- **Problem description**
Each line that holds the word "JSON" counts once; give the total number of such lines and nothing else.

- **Input data**
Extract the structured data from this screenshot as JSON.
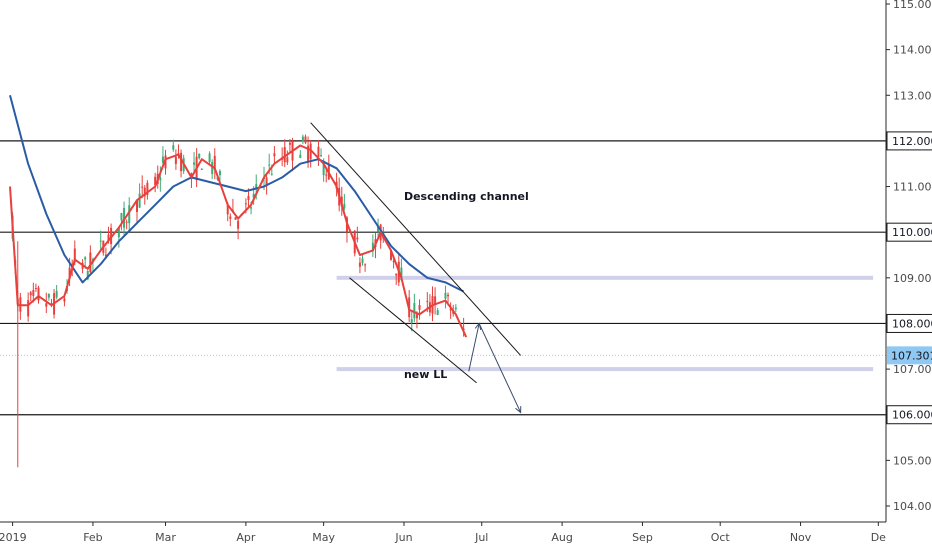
{
  "chart_data": {
    "type": "candlestick",
    "symbol_view": "daily price chart with moving averages",
    "x_ticks": [
      "2019",
      "Feb",
      "Mar",
      "Apr",
      "May",
      "Jun",
      "Jul",
      "Aug",
      "Sep",
      "Oct",
      "Nov",
      "De"
    ],
    "y_ticks": [
      "104.000",
      "105.000",
      "106.000",
      "107.000",
      "108.000",
      "109.000",
      "110.000",
      "111.000",
      "112.000",
      "113.000",
      "114.000",
      "115.000"
    ],
    "ylim": [
      103.6,
      115.05
    ],
    "current_price": "107.301",
    "horizontal_levels": [
      {
        "label": "112.000",
        "value": 112.0
      },
      {
        "label": "110.000",
        "value": 110.0
      },
      {
        "label": "108.000",
        "value": 108.0
      },
      {
        "label": "106.000",
        "value": 106.0
      }
    ],
    "zones": [
      {
        "value": 109.0,
        "from": "2019-05-06",
        "to": "2019-11-29"
      },
      {
        "value": 107.0,
        "from": "2019-05-06",
        "to": "2019-11-29"
      }
    ],
    "annotations": [
      {
        "text": "Descending channel",
        "at": [
          "2019-06-01",
          110.7
        ]
      },
      {
        "text": "new LL",
        "at": [
          "2019-06-01",
          106.8
        ]
      }
    ],
    "channel_lines": [
      {
        "from": [
          "2019-04-26",
          112.4
        ],
        "to": [
          "2019-07-16",
          107.3
        ]
      },
      {
        "from": [
          "2019-05-11",
          109.0
        ],
        "to": [
          "2019-06-29",
          106.7
        ]
      }
    ],
    "projection_path": [
      [
        "2019-06-26",
        106.95
      ],
      [
        "2019-06-30",
        108.0
      ],
      [
        "2019-07-16",
        106.05
      ]
    ],
    "ma_fast_color": "#e8403d",
    "ma_slow_color": "#2a5ca6",
    "candle_up_color": "#3dab77",
    "candle_down_color": "#e8403d",
    "current_price_color": "#8fc8f2",
    "zone_color": "#d0d0ea",
    "ma_fast": [
      [
        "2018-12-31",
        111.0
      ],
      [
        "2019-01-03",
        108.4
      ],
      [
        "2019-01-07",
        108.4
      ],
      [
        "2019-01-11",
        108.6
      ],
      [
        "2019-01-16",
        108.4
      ],
      [
        "2019-01-21",
        108.6
      ],
      [
        "2019-01-25",
        109.4
      ],
      [
        "2019-01-30",
        109.2
      ],
      [
        "2019-02-04",
        109.6
      ],
      [
        "2019-02-11",
        110.1
      ],
      [
        "2019-02-18",
        110.7
      ],
      [
        "2019-02-25",
        111.0
      ],
      [
        "2019-03-01",
        111.6
      ],
      [
        "2019-03-06",
        111.7
      ],
      [
        "2019-03-11",
        111.2
      ],
      [
        "2019-03-15",
        111.6
      ],
      [
        "2019-03-20",
        111.4
      ],
      [
        "2019-03-25",
        110.6
      ],
      [
        "2019-03-29",
        110.3
      ],
      [
        "2019-04-03",
        110.6
      ],
      [
        "2019-04-08",
        111.2
      ],
      [
        "2019-04-12",
        111.5
      ],
      [
        "2019-04-17",
        111.7
      ],
      [
        "2019-04-22",
        111.9
      ],
      [
        "2019-04-26",
        111.8
      ],
      [
        "2019-05-01",
        111.5
      ],
      [
        "2019-05-06",
        111.0
      ],
      [
        "2019-05-10",
        110.2
      ],
      [
        "2019-05-15",
        109.5
      ],
      [
        "2019-05-20",
        109.6
      ],
      [
        "2019-05-23",
        110.0
      ],
      [
        "2019-05-27",
        109.6
      ],
      [
        "2019-05-31",
        109.0
      ],
      [
        "2019-06-03",
        108.3
      ],
      [
        "2019-06-07",
        108.2
      ],
      [
        "2019-06-12",
        108.4
      ],
      [
        "2019-06-17",
        108.5
      ],
      [
        "2019-06-21",
        108.2
      ],
      [
        "2019-06-25",
        107.7
      ]
    ],
    "ma_slow": [
      [
        "2018-12-31",
        113.0
      ],
      [
        "2019-01-07",
        111.5
      ],
      [
        "2019-01-14",
        110.4
      ],
      [
        "2019-01-21",
        109.5
      ],
      [
        "2019-01-28",
        108.9
      ],
      [
        "2019-02-04",
        109.3
      ],
      [
        "2019-02-11",
        109.8
      ],
      [
        "2019-02-18",
        110.2
      ],
      [
        "2019-02-25",
        110.6
      ],
      [
        "2019-03-04",
        111.0
      ],
      [
        "2019-03-11",
        111.2
      ],
      [
        "2019-03-18",
        111.1
      ],
      [
        "2019-03-25",
        111.0
      ],
      [
        "2019-04-01",
        110.9
      ],
      [
        "2019-04-08",
        111.0
      ],
      [
        "2019-04-15",
        111.2
      ],
      [
        "2019-04-22",
        111.5
      ],
      [
        "2019-04-29",
        111.6
      ],
      [
        "2019-05-06",
        111.4
      ],
      [
        "2019-05-13",
        110.9
      ],
      [
        "2019-05-20",
        110.3
      ],
      [
        "2019-05-27",
        109.7
      ],
      [
        "2019-06-03",
        109.3
      ],
      [
        "2019-06-10",
        109.0
      ],
      [
        "2019-06-17",
        108.9
      ],
      [
        "2019-06-24",
        108.7
      ]
    ]
  }
}
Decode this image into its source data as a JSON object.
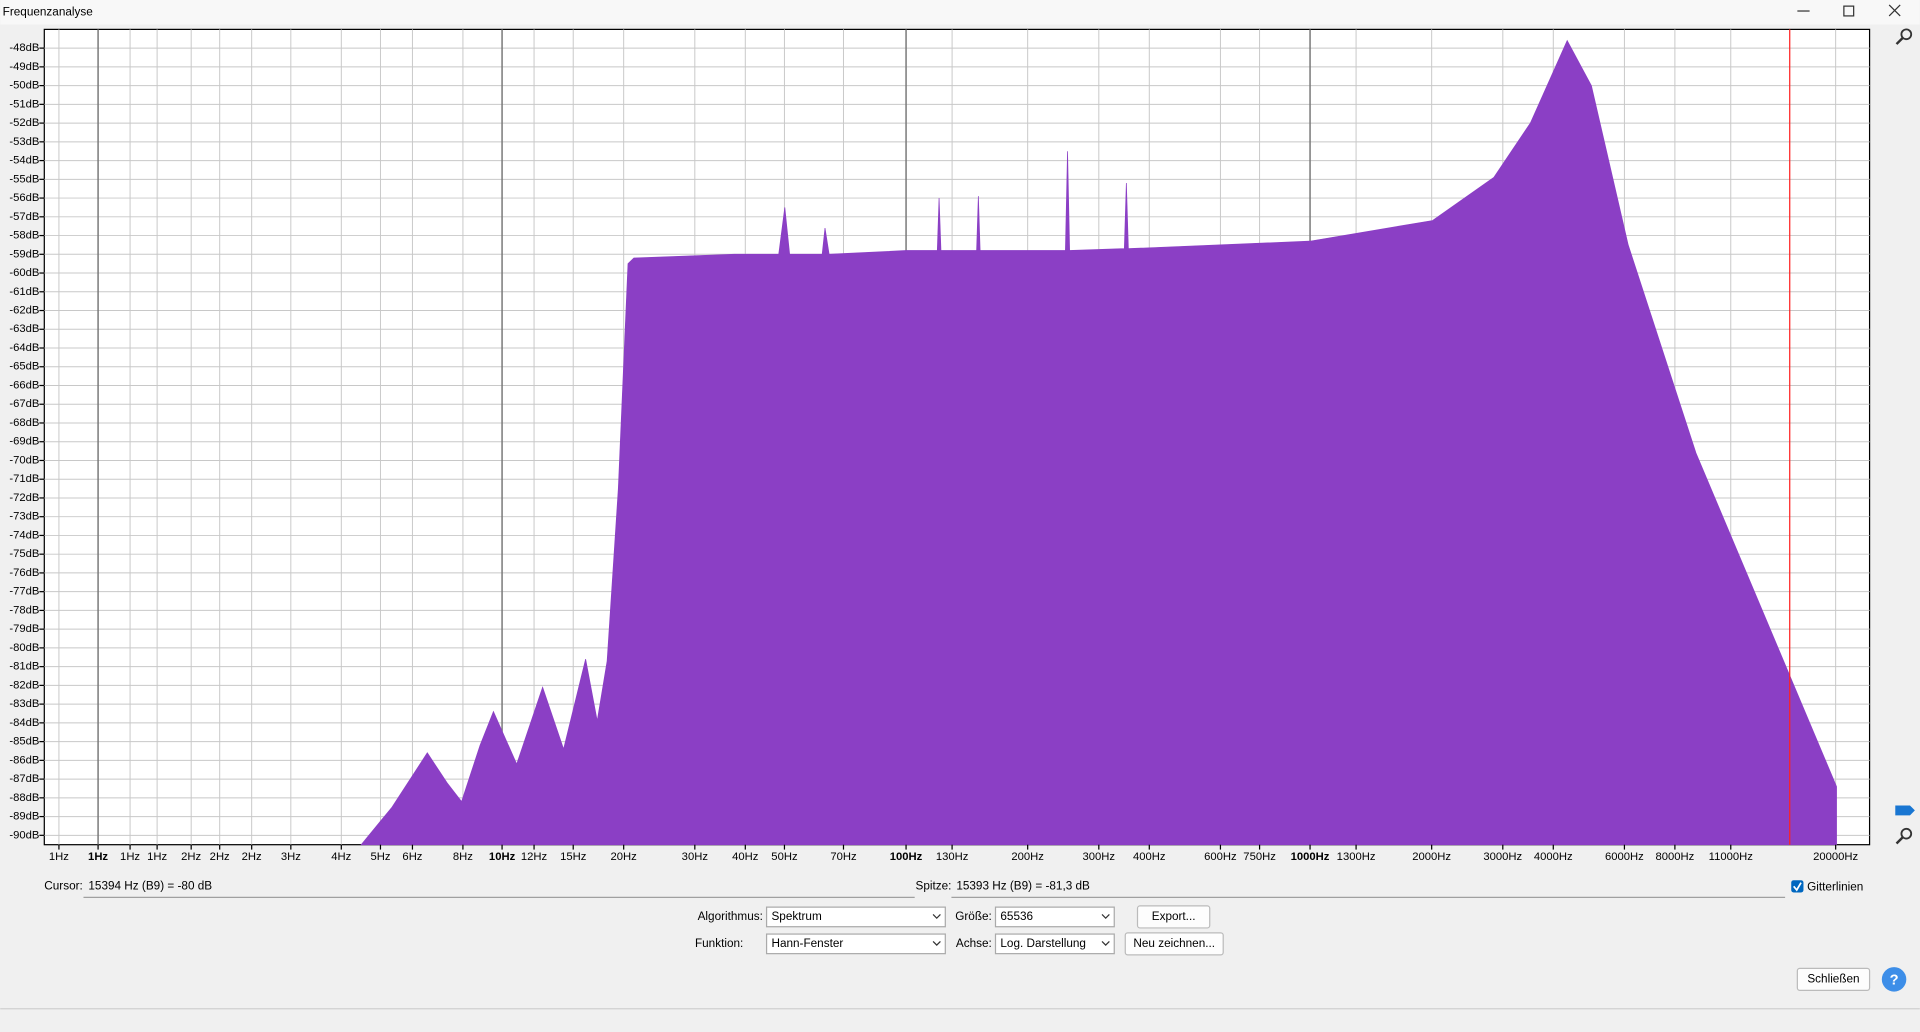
{
  "window_title": "Frequenzanalyse",
  "chart_data": {
    "type": "area",
    "xscale": "log",
    "grid": true,
    "color": "#8b3fc5",
    "cursor": 15394,
    "xlim": [
      0.736,
      24266
    ],
    "ylim": [
      -90.5,
      -47
    ],
    "xticks": [
      {
        "value": 0.8,
        "label": "1Hz"
      },
      {
        "value": 1,
        "label": "1Hz"
      },
      {
        "value": 1.2,
        "label": "1Hz"
      },
      {
        "value": 1.4,
        "label": "1Hz"
      },
      {
        "value": 1.7,
        "label": "2Hz"
      },
      {
        "value": 2,
        "label": "2Hz"
      },
      {
        "value": 2.4,
        "label": "2Hz"
      },
      {
        "value": 3,
        "label": "3Hz"
      },
      {
        "value": 4,
        "label": "4Hz"
      },
      {
        "value": 5,
        "label": "5Hz"
      },
      {
        "value": 6,
        "label": "6Hz"
      },
      {
        "value": 8,
        "label": "8Hz"
      },
      {
        "value": 10,
        "label": "10Hz"
      },
      {
        "value": 12,
        "label": "12Hz"
      },
      {
        "value": 15,
        "label": "15Hz"
      },
      {
        "value": 20,
        "label": "20Hz"
      },
      {
        "value": 30,
        "label": "30Hz"
      },
      {
        "value": 40,
        "label": "40Hz"
      },
      {
        "value": 50,
        "label": "50Hz"
      },
      {
        "value": 70,
        "label": "70Hz"
      },
      {
        "value": 100,
        "label": "100Hz"
      },
      {
        "value": 130,
        "label": "130Hz"
      },
      {
        "value": 200,
        "label": "200Hz"
      },
      {
        "value": 300,
        "label": "300Hz"
      },
      {
        "value": 400,
        "label": "400Hz"
      },
      {
        "value": 600,
        "label": "600Hz"
      },
      {
        "value": 750,
        "label": "750Hz"
      },
      {
        "value": 1000,
        "label": "1000Hz"
      },
      {
        "value": 1300,
        "label": "1300Hz"
      },
      {
        "value": 2000,
        "label": "2000Hz"
      },
      {
        "value": 3000,
        "label": "3000Hz"
      },
      {
        "value": 4000,
        "label": "4000Hz"
      },
      {
        "value": 6000,
        "label": "6000Hz"
      },
      {
        "value": 8000,
        "label": "8000Hz"
      },
      {
        "value": 11000,
        "label": "11000Hz"
      },
      {
        "value": 20000,
        "label": "20000Hz"
      }
    ],
    "yticks": [
      {
        "value": -48,
        "label": "-48dB"
      },
      {
        "value": -49,
        "label": "-49dB"
      },
      {
        "value": -50,
        "label": "-50dB"
      },
      {
        "value": -51,
        "label": "-51dB"
      },
      {
        "value": -52,
        "label": "-52dB"
      },
      {
        "value": -53,
        "label": "-53dB"
      },
      {
        "value": -54,
        "label": "-54dB"
      },
      {
        "value": -55,
        "label": "-55dB"
      },
      {
        "value": -56,
        "label": "-56dB"
      },
      {
        "value": -57,
        "label": "-57dB"
      },
      {
        "value": -58,
        "label": "-58dB"
      },
      {
        "value": -59,
        "label": "-59dB"
      },
      {
        "value": -60,
        "label": "-60dB"
      },
      {
        "value": -61,
        "label": "-61dB"
      },
      {
        "value": -62,
        "label": "-62dB"
      },
      {
        "value": -63,
        "label": "-63dB"
      },
      {
        "value": -64,
        "label": "-64dB"
      },
      {
        "value": -65,
        "label": "-65dB"
      },
      {
        "value": -66,
        "label": "-66dB"
      },
      {
        "value": -67,
        "label": "-67dB"
      },
      {
        "value": -68,
        "label": "-68dB"
      },
      {
        "value": -69,
        "label": "-69dB"
      },
      {
        "value": -70,
        "label": "-70dB"
      },
      {
        "value": -71,
        "label": "-71dB"
      },
      {
        "value": -72,
        "label": "-72dB"
      },
      {
        "value": -73,
        "label": "-73dB"
      },
      {
        "value": -74,
        "label": "-74dB"
      },
      {
        "value": -75,
        "label": "-75dB"
      },
      {
        "value": -76,
        "label": "-76dB"
      },
      {
        "value": -77,
        "label": "-77dB"
      },
      {
        "value": -78,
        "label": "-78dB"
      },
      {
        "value": -79,
        "label": "-79dB"
      },
      {
        "value": -80,
        "label": "-80dB"
      },
      {
        "value": -81,
        "label": "-81dB"
      },
      {
        "value": -82,
        "label": "-82dB"
      },
      {
        "value": -83,
        "label": "-83dB"
      },
      {
        "value": -84,
        "label": "-84dB"
      },
      {
        "value": -85,
        "label": "-85dB"
      },
      {
        "value": -86,
        "label": "-86dB"
      },
      {
        "value": -87,
        "label": "-87dB"
      },
      {
        "value": -88,
        "label": "-88dB"
      },
      {
        "value": -89,
        "label": "-89dB"
      },
      {
        "value": -90,
        "label": "-90dB"
      }
    ],
    "x": [
      4.48,
      5.34,
      6.53,
      7.31,
      7.94,
      8.82,
      9.52,
      10.87,
      12.6,
      14.2,
      16.1,
      17.2,
      18.2,
      19.4,
      20.5,
      21.2,
      37.6,
      48.4,
      50.1,
      51.5,
      62,
      63,
      64.5,
      100,
      119.5,
      120.7,
      122,
      149.5,
      151,
      152.5,
      248,
      251,
      254,
      347,
      351,
      355,
      1000,
      2010,
      2850,
      3510,
      4330,
      4970,
      6130,
      9020,
      20100
    ],
    "values": [
      -90.5,
      -88.5,
      -85.6,
      -87.2,
      -88.2,
      -85.2,
      -83.4,
      -86.2,
      -82.1,
      -85.4,
      -80.6,
      -83.9,
      -80.7,
      -71.5,
      -59.5,
      -59.2,
      -59.0,
      -59.0,
      -56.5,
      -59.0,
      -59.0,
      -57.6,
      -59.0,
      -58.8,
      -58.8,
      -56.0,
      -58.8,
      -58.8,
      -55.9,
      -58.8,
      -58.8,
      -53.5,
      -58.8,
      -58.7,
      -55.2,
      -58.7,
      -58.3,
      -57.2,
      -54.9,
      -52.0,
      -47.6,
      -50.0,
      -58.5,
      -69.6,
      -87.4
    ]
  },
  "controls": {
    "cursor_label": "Cursor:",
    "cursor_value": "15394 Hz (B9) = -80 dB",
    "peak_label": "Spitze:",
    "peak_value": "15393 Hz (B9) = -81,3 dB",
    "grid_checkbox": "Gitterlinien",
    "algorithm_label": "Algorithmus:",
    "algorithm_value": "Spektrum",
    "size_label": "Größe:",
    "size_value": "65536",
    "export_button": "Export...",
    "function_label": "Funktion:",
    "function_value": "Hann-Fenster",
    "axis_label": "Achse:",
    "axis_value": "Log. Darstellung",
    "redraw_button": "Neu zeichnen...",
    "close_button": "Schließen",
    "help_button": "?"
  }
}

- **Answer below**
2